→ MATERIAL SUPPLIED:
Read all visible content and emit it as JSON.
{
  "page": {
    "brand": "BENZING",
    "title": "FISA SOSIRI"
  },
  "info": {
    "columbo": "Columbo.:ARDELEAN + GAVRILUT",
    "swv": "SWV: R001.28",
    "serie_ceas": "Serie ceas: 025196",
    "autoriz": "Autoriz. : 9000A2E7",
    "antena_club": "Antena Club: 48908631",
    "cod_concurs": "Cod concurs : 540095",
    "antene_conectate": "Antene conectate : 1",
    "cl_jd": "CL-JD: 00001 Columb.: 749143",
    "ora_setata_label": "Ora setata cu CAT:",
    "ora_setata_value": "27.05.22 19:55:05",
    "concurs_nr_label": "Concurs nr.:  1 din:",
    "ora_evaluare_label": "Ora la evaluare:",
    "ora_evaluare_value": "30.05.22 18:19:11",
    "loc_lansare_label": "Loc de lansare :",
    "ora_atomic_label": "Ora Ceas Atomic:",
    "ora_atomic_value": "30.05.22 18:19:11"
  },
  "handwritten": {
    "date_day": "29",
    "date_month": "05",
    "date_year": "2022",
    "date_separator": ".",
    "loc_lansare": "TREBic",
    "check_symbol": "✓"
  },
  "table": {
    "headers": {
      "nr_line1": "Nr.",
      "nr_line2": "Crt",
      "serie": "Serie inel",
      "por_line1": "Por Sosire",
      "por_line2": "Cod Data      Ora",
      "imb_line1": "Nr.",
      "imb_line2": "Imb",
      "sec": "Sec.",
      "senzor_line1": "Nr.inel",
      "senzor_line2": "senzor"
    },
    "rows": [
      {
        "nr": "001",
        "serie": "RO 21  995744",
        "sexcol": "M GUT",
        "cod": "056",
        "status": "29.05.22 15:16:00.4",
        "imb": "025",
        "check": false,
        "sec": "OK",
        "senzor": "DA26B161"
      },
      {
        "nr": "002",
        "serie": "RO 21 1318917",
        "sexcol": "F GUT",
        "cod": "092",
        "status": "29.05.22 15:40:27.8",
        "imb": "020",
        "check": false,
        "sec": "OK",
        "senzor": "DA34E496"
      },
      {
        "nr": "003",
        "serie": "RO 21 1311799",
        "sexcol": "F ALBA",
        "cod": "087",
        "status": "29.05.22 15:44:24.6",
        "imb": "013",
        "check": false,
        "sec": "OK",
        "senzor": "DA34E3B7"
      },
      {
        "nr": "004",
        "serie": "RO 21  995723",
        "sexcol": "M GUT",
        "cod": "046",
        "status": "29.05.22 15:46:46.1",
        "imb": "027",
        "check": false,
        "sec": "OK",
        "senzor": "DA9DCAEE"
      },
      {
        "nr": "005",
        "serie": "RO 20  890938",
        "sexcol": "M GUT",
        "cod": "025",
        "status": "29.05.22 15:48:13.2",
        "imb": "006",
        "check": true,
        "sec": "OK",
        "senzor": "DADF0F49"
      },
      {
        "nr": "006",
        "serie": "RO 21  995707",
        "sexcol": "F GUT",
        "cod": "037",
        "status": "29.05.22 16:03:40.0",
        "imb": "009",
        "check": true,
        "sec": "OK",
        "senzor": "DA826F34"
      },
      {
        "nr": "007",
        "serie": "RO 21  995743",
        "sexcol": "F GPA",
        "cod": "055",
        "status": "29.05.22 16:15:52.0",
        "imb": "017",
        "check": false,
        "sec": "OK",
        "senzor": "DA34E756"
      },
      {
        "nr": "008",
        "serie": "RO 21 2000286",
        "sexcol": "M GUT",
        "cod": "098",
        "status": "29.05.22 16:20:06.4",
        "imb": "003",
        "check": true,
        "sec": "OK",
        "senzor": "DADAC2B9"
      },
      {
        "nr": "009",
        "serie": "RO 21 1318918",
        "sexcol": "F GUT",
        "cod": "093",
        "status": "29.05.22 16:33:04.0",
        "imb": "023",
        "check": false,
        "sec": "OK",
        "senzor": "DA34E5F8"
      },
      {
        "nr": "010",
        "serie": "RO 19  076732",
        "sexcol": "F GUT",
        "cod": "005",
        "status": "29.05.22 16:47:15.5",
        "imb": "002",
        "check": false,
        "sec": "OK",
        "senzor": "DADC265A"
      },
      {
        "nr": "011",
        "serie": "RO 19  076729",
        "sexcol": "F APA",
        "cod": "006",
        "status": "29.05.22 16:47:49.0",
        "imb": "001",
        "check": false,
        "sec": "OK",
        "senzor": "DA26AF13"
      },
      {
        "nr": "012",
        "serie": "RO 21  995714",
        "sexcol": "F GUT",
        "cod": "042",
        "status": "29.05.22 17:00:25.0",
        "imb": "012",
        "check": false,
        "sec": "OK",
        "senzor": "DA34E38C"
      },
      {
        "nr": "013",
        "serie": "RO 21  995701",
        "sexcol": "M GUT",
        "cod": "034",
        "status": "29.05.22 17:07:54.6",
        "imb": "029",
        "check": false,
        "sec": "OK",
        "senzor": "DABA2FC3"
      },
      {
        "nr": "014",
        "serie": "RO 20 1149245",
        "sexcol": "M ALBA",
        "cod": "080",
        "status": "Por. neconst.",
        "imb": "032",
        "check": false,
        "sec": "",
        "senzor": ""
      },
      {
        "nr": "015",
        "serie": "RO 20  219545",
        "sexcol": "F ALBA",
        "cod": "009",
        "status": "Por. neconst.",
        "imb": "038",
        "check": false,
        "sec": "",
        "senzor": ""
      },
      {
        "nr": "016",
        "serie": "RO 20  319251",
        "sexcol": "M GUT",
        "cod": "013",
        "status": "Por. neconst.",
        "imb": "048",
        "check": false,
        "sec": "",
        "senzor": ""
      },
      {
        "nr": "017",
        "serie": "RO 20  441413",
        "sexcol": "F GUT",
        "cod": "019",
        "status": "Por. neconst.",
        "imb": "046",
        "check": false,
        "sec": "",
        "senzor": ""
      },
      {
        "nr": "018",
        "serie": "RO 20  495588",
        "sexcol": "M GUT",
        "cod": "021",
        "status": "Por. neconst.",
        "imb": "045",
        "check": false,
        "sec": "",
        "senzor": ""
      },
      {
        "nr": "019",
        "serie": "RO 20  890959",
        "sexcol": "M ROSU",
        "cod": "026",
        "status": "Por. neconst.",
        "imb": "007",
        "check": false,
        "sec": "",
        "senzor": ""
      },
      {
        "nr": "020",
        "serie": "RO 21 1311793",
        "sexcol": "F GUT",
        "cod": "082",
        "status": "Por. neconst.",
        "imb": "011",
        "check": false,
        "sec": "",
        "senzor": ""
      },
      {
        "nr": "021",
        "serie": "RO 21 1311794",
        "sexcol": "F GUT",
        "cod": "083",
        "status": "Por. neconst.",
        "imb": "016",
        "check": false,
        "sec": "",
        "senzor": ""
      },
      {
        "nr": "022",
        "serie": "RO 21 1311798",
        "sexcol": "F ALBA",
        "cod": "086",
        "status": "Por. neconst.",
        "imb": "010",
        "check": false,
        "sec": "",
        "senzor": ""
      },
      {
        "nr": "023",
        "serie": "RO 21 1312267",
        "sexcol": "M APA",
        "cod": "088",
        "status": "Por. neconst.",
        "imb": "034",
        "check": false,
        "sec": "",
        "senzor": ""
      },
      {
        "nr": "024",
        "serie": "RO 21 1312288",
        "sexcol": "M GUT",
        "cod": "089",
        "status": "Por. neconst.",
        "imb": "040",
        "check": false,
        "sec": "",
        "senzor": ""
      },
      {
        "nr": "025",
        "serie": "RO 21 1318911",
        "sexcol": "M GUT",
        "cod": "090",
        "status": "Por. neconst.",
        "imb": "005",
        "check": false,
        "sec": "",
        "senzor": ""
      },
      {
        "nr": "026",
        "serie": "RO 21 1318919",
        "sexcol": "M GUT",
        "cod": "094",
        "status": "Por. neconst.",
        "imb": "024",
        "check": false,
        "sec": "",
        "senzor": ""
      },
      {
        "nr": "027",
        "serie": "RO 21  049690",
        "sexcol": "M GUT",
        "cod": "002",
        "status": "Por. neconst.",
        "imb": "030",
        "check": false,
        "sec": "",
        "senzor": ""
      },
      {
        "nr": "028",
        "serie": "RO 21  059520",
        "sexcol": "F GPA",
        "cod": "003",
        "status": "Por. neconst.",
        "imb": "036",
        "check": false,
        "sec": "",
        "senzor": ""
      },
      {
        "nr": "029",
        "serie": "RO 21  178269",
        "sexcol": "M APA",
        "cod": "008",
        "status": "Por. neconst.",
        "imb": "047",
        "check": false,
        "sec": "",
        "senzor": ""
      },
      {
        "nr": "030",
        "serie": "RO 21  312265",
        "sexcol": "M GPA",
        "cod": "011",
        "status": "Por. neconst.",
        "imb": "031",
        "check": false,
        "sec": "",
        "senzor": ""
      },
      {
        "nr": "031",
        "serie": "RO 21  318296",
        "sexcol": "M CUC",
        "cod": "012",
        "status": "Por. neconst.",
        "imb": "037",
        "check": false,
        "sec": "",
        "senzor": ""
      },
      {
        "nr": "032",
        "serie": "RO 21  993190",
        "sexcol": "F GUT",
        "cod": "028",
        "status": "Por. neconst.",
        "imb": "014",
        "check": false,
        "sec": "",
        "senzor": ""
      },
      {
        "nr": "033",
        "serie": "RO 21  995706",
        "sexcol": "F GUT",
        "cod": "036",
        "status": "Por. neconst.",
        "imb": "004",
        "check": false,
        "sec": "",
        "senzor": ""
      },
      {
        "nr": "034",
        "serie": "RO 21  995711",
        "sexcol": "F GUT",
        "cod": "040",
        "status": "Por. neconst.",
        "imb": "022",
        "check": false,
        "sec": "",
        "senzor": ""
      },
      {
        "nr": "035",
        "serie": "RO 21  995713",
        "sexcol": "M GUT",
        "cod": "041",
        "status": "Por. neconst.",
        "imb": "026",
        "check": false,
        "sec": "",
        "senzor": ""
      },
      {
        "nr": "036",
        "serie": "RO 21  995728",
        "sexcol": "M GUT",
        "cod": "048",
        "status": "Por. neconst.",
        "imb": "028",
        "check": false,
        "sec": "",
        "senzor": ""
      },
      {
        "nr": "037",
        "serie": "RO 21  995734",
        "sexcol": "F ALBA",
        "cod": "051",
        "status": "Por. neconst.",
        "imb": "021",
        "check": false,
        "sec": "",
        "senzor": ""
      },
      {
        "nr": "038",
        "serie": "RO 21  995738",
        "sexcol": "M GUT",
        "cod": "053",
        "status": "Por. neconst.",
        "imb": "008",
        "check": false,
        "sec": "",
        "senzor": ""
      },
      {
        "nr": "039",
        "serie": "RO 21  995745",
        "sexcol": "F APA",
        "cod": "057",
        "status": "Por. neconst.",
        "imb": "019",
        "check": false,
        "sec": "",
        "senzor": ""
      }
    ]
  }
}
---
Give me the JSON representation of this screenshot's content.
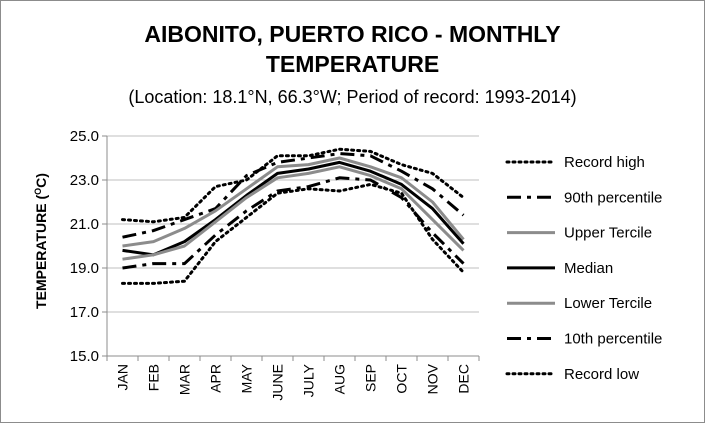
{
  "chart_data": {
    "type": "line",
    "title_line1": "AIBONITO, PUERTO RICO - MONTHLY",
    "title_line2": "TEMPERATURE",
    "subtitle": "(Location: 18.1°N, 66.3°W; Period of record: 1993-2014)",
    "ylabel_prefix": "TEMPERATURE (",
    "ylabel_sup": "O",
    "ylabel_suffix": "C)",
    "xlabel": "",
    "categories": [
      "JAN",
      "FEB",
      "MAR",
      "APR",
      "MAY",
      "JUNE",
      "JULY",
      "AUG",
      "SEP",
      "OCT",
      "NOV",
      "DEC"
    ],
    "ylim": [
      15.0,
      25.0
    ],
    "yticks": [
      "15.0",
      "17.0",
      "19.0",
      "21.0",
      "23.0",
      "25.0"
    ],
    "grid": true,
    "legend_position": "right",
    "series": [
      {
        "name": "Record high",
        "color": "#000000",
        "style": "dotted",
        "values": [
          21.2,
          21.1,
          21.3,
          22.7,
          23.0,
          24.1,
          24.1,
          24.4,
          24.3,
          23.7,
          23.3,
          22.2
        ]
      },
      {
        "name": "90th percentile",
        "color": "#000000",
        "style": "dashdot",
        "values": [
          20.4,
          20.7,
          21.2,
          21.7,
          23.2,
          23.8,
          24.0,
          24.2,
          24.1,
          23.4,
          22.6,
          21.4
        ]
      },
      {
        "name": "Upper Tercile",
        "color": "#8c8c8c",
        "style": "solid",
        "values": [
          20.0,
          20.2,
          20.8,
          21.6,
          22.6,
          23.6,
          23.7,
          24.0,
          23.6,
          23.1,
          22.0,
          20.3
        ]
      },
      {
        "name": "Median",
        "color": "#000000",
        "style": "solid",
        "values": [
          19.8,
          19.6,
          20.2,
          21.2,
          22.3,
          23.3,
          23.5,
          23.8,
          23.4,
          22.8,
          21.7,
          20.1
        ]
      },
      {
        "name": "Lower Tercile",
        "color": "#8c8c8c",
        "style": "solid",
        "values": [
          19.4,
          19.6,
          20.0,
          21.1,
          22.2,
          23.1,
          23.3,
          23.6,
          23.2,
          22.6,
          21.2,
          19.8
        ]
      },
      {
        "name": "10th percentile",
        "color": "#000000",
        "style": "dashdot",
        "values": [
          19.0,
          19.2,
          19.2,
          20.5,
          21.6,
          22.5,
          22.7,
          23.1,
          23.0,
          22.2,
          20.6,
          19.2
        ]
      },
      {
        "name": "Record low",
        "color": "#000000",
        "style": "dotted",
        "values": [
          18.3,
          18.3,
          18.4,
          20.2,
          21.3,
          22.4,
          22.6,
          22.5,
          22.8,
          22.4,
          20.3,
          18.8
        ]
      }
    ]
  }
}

→ TASK TO COMPLETE:
Look through the entries above and report each line where the string "Tercile" occurs.

→ OUTPUT OF THE TASK:
        "name": "Upper Tercile",
        "name": "Lower Tercile",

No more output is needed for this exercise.